# START OF PASSAGE GIVEN
Comment: A long time ago, a well known theorist of education - John Dewey - decried certain "dualisms" in education. Schools, in other words, should not put all of their educational eggs in one basket by focusing either SOLELY on teaching factual recall or SOLELY on teaching students how to think. Schools should do both and avoid the idea that the two can be seperated. Thinking, in Dewey's mind, was dependent on factual knowledge and factual knowledge was useless without a mind trained to think about it.
Hirsch's book is written amongst a steady tide of educational thought that has forgotten this most basic insight. Most educators today believe the primary goal of education to be promotion of critical thinking and creative expression at the expense of fact-b ased instruction, which is often decried as 'mindless repitition of facts.' (In my education classes, I often hear it referred to as the 'three R's' - read, remember, regurgitate.')
In this sense, the thesis of Hirsch's book - that critical thinking and creative expression MUST be accompanied by firm, factual understanding - is a very Deweyan idea. And Hirsch makes a good case, both philosophically and scientifically.
The first half of the book is the more philosophical half. First, Hirsch traces the ideological roots of the 'learning as a social, constructivist enterprise' theory. Owing to the work of a handful of theorists in and around the 1930's, the 'learn from the bottom up' approach (facts first, then higher-order reflection) became replaced by a "bottom down" approach that sees learning as more holistic and constructivistic.
Next, Hirsch shows that by most any measure, these ideas have failed - ever since their inception in the '30's - to produce any improvement in the United State's educational situation. More than that, while these 'reforms' flounder in the public schools, those schools that still hold to a fact-based rigorous educational model - private schools and universities - continue to thrive. So, is it any wonder that we might find reason to question whether these reforms have done more harm than good?
# END OF PASSAGE GIVEN
REQUESTS:
a) In the review of Hirsch's book, which schools are said to still hold to a fact-based, rigorous model and continue to thrive?
b) Continue the review of Hirsch's book from the point where it stops.
# START OF RECORDED DATA
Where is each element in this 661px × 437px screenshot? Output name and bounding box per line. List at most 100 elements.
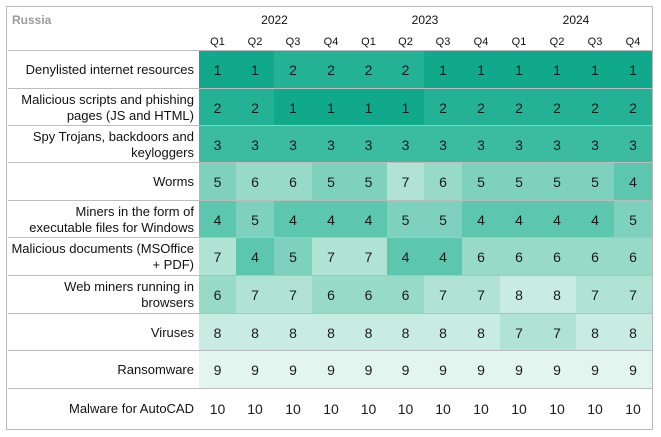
# END OF RECORDED DATA
ANSWERS BELOW:
a) Private schools and universities.

b)
But, as Hirsch points out next, not only are these ideas not questioned within the education establishment, they are simply treated as common sense - even in the light of their repeated failure to deliver on their promises.
AS a masters student in Special Education and a first year teacher, this was a pertinent section for me. I can see the dominance of the constructivist model not only in the school where I teach, but permeating every inch of the Graduate School which I attend. We are taught EXCLUSIVELY in the constructivist approach and the more fact-based approach only comes up when we talk about how things used to be (ah...those draconians!).
Finally, we get to the meat of Hirsch's case. The last third of the book presents the data. While most of the alleged data supporting the constructivist approach boils down to philosophy dressed in the language of science, the data supporting the other, more fact-based approach, consists of numerous studies that independently come to the same conclusion - that fact-based, large-group, disciplined instruction, rather than the more free-form, constructivist, small group approach, wins the day more often than not.
Of course, as I have not done any exhaustive reasearch on this subject, I cannot say that there is NO research to support a constructivist approach. But I can attest that many articles in support of constructivism are thinly veiled philosophizing under the guise of sceintific research, the quality of which would be laughed at in any journal with scholarly standards. (Unfortunately, education journals don't seem to have very high publishing standards.)
My only complaint about this book - and it is a big one - is that Hirsch really should have focused more on the scientific case against a wholly constructivist approach.It may be true that the science supports a more fact-based approach, but, if so, he should rebut it more with science than his own philosophy. Otherwise, he is only doing what he alleges others of doing - being a partisan to philosophy rather than data. If the data is as staggering as he suggests, he shold show it rather than relegate it to the last third of his book.
Be that as it may, this book is sorely needed in an educational world that has been trying the same thing over and over (under new names every few years) only to find that it doesn't work. Perhaps we should take a cue from the schools that are working - private schools, universities, and the pulbic schools of other countries. Of course, if we did that, we might have to admit that Hirsch, and Dewey, are right; education is not worth much without factual rigor.
Customer Rating:     
Summary: Refreshing change from the "warm-fuzzy" approach to schooling. Watch for printing errors in paperback edition.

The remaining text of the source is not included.